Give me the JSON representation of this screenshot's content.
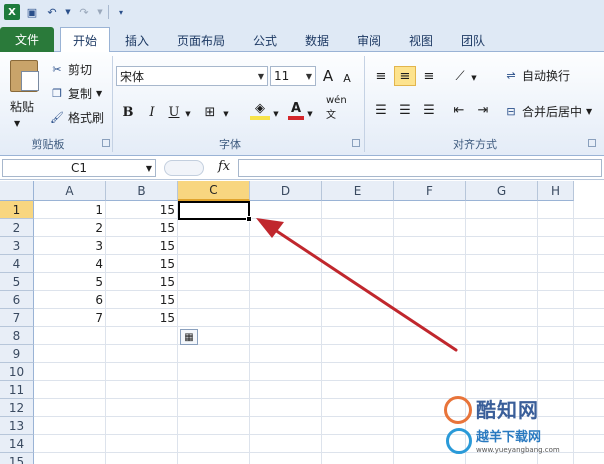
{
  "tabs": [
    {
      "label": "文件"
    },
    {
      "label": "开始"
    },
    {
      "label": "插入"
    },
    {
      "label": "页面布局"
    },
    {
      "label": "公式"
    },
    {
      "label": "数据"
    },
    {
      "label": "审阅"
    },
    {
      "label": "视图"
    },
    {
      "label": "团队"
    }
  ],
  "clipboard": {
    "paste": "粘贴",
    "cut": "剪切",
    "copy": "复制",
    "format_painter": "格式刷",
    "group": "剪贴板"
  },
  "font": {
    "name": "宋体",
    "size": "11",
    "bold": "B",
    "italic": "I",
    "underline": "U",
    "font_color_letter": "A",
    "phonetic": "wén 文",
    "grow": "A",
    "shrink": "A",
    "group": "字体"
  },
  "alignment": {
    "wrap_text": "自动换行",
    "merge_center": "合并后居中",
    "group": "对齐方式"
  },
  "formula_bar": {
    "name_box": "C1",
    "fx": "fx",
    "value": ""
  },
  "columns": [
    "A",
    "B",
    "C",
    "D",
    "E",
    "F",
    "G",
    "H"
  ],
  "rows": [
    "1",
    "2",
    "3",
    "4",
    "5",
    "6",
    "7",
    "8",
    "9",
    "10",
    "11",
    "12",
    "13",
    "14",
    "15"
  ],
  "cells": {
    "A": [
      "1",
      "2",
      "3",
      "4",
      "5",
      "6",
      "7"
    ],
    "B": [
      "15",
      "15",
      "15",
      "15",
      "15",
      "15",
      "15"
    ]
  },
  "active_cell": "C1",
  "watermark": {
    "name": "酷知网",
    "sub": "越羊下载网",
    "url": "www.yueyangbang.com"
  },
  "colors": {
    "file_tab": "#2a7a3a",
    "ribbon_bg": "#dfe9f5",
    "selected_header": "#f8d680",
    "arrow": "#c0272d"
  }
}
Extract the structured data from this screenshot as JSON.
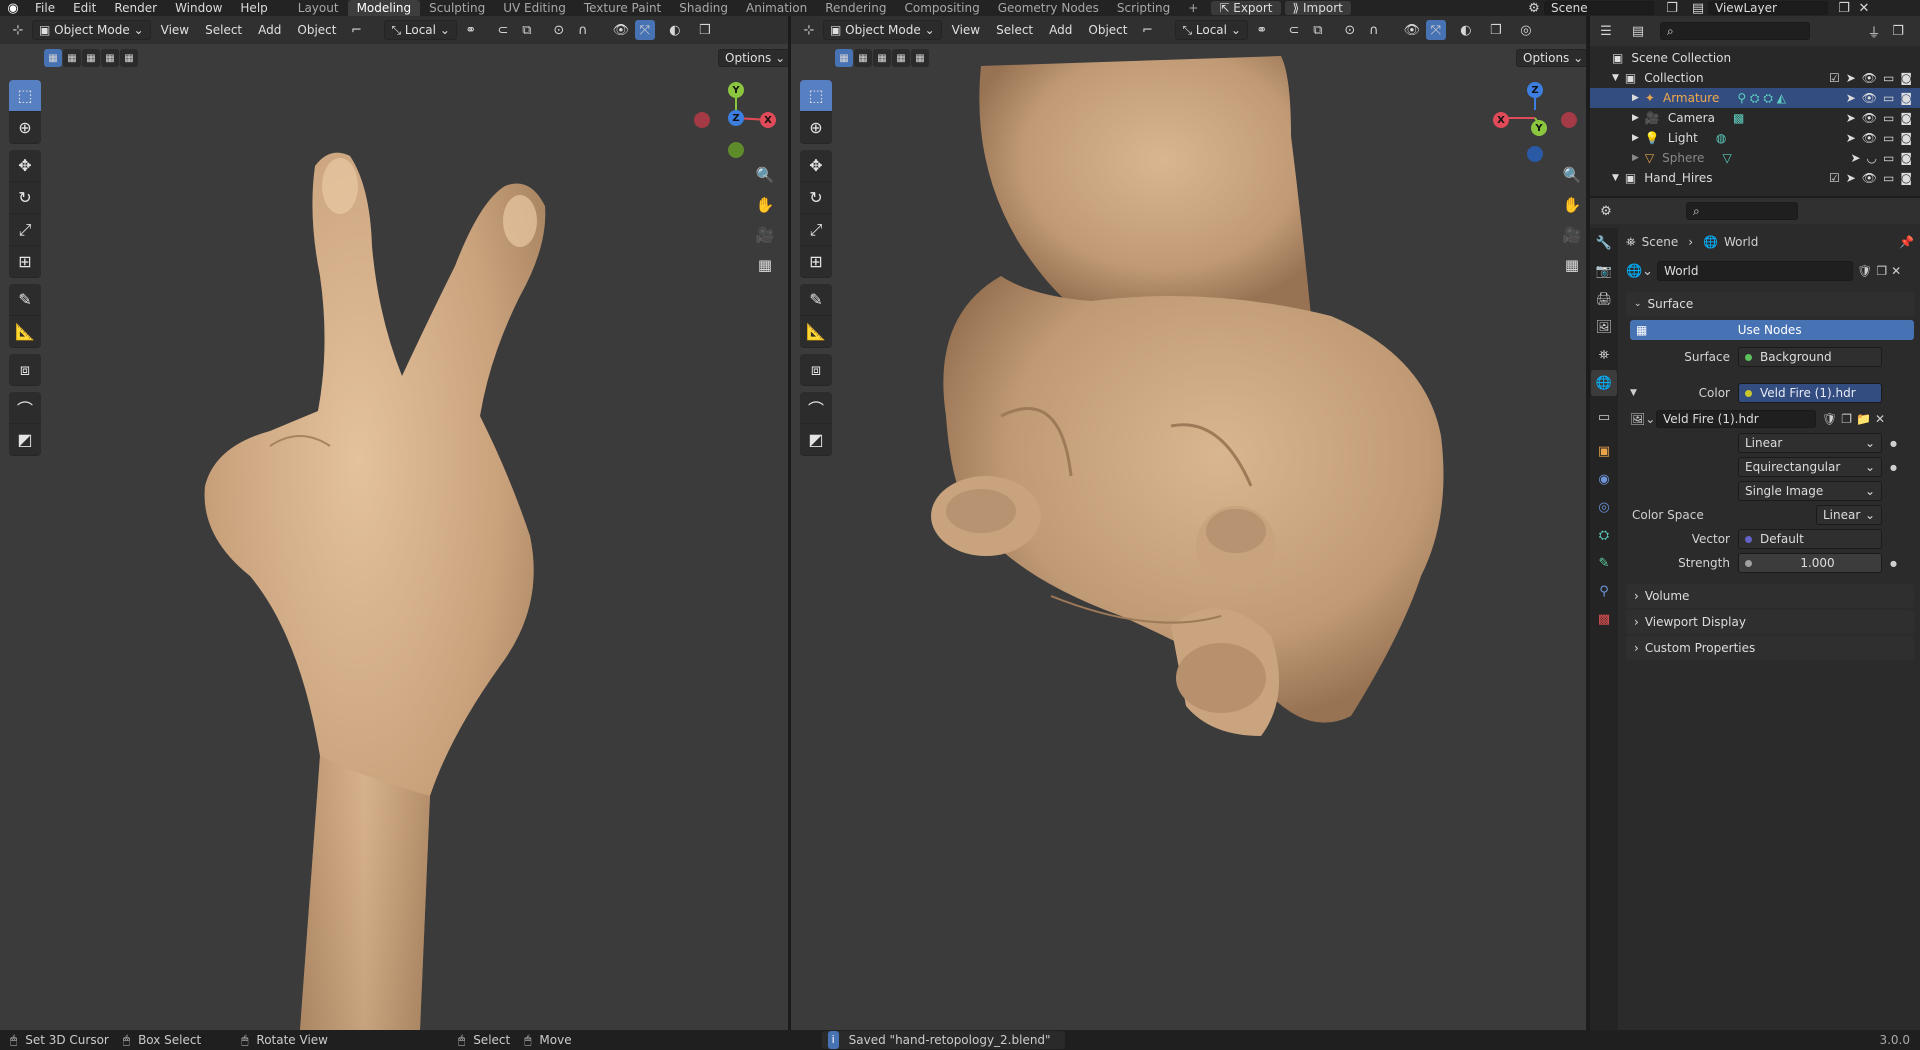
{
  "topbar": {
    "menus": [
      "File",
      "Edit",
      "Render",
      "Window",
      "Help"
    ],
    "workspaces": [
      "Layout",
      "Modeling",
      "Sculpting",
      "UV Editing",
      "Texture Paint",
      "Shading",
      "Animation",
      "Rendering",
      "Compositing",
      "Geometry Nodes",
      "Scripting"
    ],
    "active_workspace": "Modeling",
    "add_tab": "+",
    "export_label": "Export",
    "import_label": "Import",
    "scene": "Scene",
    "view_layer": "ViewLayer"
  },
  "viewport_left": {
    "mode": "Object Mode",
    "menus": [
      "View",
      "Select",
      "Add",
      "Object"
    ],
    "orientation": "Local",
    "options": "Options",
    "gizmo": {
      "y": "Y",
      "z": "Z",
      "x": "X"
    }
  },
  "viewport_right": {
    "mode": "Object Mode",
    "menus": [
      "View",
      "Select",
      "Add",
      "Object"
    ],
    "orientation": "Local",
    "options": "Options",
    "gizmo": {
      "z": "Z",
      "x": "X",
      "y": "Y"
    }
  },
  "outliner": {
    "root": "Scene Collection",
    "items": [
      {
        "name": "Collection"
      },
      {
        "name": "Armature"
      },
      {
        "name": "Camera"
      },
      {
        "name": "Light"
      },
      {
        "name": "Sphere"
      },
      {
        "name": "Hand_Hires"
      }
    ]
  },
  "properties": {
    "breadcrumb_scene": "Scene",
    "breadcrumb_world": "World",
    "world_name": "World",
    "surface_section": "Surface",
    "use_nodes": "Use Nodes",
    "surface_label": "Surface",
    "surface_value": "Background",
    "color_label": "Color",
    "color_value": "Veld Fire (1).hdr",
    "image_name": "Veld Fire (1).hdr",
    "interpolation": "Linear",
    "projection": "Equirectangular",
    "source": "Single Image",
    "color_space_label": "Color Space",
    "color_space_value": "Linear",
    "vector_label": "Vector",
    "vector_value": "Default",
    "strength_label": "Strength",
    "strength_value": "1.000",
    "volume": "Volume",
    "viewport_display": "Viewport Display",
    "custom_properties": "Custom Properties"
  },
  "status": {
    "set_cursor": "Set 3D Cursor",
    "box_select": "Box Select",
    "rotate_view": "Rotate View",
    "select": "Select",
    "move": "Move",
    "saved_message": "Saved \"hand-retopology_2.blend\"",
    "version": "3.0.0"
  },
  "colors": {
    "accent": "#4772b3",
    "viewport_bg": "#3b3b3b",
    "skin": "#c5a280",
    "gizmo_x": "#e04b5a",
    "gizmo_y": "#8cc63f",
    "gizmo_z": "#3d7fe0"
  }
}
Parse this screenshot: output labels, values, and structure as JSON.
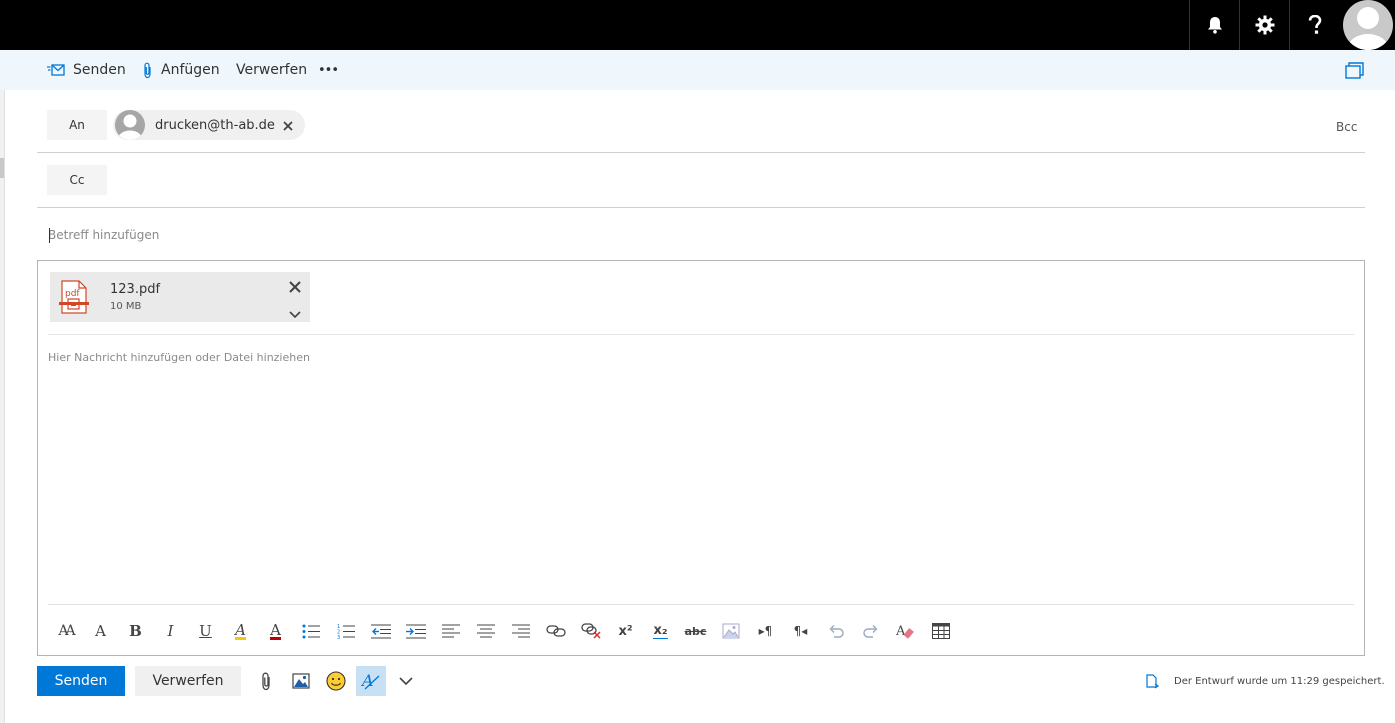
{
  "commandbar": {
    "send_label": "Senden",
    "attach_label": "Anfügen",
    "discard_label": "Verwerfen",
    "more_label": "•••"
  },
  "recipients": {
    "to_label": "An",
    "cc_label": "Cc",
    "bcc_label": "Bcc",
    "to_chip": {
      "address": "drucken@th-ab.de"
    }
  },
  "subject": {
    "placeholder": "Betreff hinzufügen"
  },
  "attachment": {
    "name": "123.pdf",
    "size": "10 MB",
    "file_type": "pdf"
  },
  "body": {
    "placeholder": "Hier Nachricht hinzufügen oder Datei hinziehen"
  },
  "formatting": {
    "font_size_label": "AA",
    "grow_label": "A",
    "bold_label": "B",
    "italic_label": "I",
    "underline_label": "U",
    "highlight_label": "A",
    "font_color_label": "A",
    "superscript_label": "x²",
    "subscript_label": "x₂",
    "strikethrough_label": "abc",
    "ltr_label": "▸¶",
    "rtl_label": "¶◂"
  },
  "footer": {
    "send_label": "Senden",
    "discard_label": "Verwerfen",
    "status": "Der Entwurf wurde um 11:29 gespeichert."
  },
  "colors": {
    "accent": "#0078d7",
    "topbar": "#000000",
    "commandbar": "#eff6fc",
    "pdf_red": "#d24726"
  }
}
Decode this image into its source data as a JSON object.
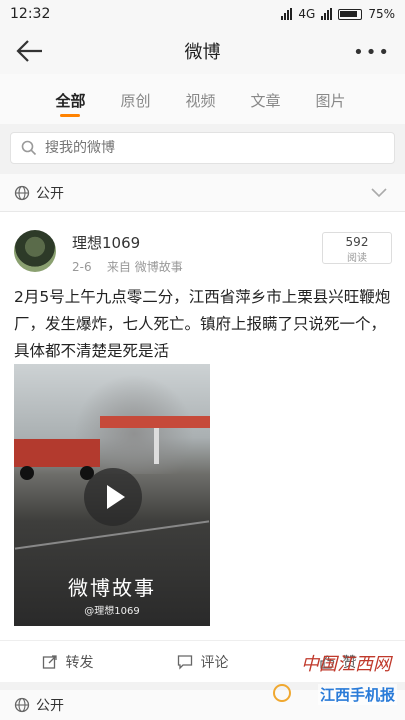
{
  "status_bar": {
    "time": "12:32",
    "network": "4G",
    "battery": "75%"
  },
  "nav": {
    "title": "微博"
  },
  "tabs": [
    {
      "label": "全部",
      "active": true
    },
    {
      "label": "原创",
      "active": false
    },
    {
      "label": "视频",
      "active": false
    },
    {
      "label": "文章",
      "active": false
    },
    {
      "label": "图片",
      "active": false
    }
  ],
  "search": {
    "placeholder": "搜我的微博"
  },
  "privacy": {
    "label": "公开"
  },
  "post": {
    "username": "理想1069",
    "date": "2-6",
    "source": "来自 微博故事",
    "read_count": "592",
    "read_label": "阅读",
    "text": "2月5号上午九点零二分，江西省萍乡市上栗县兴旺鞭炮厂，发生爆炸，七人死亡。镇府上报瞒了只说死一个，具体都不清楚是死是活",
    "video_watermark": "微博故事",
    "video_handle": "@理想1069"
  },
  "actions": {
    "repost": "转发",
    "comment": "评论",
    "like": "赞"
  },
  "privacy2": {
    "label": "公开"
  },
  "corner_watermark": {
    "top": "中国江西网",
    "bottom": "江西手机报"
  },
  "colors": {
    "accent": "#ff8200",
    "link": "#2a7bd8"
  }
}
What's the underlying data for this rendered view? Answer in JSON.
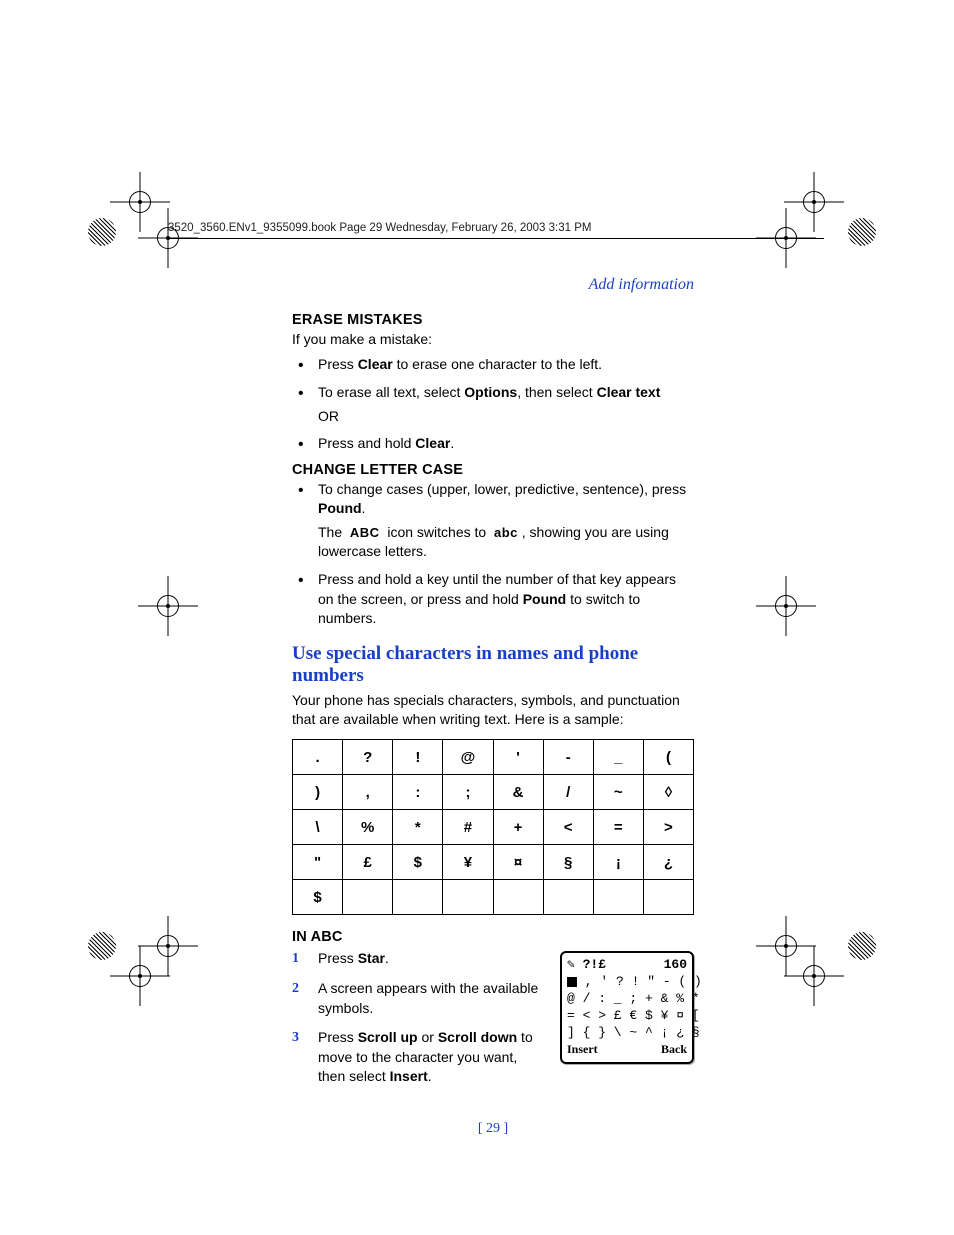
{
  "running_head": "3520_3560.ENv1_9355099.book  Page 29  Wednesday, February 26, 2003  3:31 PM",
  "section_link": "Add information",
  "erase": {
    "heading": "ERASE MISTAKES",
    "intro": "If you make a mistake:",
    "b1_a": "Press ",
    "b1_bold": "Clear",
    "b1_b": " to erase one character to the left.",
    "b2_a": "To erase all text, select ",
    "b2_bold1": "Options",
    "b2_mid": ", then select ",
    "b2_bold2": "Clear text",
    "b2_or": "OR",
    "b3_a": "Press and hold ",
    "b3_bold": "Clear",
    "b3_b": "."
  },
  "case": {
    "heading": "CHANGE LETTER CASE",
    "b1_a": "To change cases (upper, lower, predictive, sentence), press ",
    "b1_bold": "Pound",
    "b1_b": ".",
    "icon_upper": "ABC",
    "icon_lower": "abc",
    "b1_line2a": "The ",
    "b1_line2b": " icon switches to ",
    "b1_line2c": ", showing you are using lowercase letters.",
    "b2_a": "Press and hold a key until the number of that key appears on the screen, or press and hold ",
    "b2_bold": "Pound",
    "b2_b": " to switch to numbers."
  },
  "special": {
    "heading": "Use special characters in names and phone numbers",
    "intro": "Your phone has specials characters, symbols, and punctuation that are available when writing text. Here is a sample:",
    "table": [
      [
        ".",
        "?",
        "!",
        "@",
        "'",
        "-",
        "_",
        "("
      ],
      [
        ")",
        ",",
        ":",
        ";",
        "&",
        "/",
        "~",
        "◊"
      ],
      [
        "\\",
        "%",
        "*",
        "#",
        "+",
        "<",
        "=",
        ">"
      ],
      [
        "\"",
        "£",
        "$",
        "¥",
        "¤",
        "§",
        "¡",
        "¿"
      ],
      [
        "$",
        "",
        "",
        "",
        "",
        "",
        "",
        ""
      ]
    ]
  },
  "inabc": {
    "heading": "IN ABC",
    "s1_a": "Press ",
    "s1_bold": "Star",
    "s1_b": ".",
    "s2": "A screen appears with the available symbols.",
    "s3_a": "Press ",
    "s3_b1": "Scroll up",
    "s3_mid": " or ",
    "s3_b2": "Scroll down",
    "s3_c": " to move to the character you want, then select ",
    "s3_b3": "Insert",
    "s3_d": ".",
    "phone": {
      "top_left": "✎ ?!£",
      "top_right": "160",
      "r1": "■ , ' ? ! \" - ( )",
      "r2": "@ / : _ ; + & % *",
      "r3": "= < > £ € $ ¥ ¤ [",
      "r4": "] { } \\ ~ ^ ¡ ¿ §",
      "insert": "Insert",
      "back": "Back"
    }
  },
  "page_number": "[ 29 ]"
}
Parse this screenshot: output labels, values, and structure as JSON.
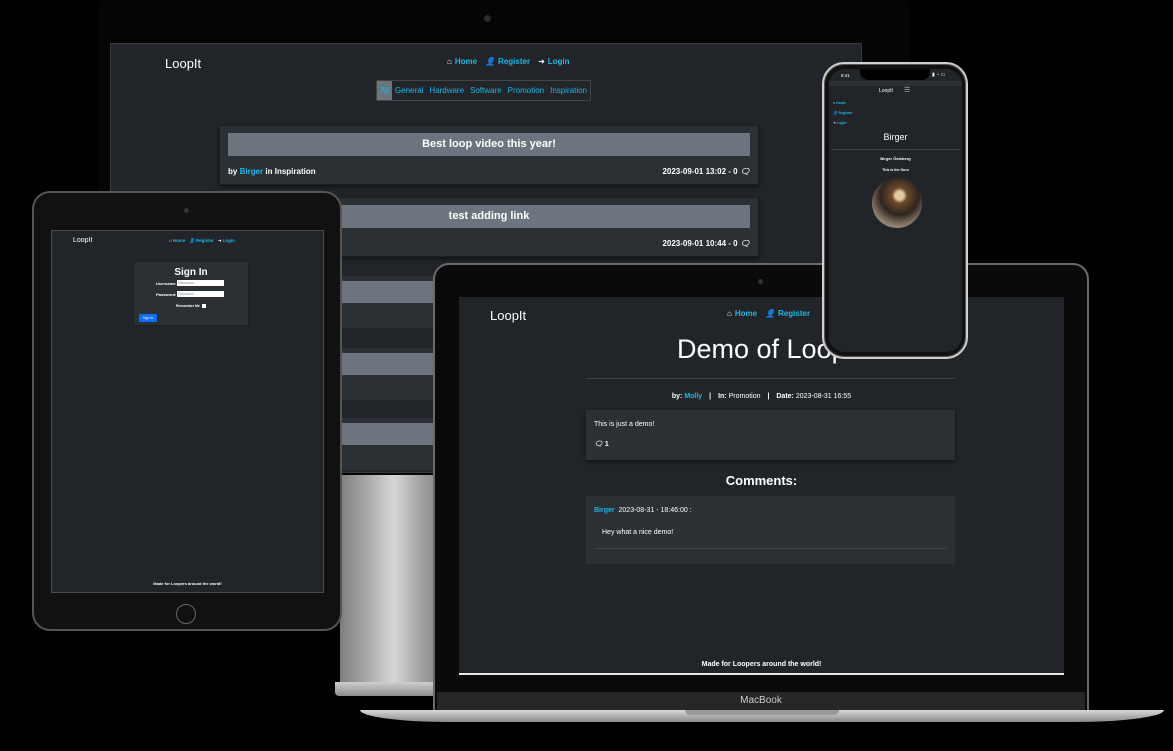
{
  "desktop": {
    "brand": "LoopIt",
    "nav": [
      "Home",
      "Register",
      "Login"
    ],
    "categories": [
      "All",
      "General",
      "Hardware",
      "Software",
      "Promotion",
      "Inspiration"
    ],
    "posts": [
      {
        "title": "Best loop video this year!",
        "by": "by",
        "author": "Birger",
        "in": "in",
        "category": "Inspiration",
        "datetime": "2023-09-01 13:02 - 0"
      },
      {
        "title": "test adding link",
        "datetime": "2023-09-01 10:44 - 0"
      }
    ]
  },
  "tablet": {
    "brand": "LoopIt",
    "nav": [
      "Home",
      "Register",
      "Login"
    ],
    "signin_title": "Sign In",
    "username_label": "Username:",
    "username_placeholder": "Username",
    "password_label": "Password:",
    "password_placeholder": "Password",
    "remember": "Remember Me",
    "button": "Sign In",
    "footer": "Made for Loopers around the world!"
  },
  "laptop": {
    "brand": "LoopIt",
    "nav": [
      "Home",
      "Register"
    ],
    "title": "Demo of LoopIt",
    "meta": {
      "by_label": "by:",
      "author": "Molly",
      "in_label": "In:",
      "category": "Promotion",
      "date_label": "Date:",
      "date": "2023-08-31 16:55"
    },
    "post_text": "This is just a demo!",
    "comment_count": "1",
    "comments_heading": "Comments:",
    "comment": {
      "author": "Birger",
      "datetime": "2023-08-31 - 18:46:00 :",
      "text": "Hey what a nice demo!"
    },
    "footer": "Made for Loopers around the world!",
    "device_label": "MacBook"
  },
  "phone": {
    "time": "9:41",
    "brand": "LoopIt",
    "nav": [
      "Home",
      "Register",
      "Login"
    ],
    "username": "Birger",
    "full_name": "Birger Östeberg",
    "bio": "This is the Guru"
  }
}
....................
* _DIRECTIONS_:
Every line containing the string "Birger" must be listed.

* _RESPONSE FOR THIS EXERCISE_:
        "author": "Birger",
      "author": "Birger",
    "username": "Birger",
    "full_name": "Birger Östeberg",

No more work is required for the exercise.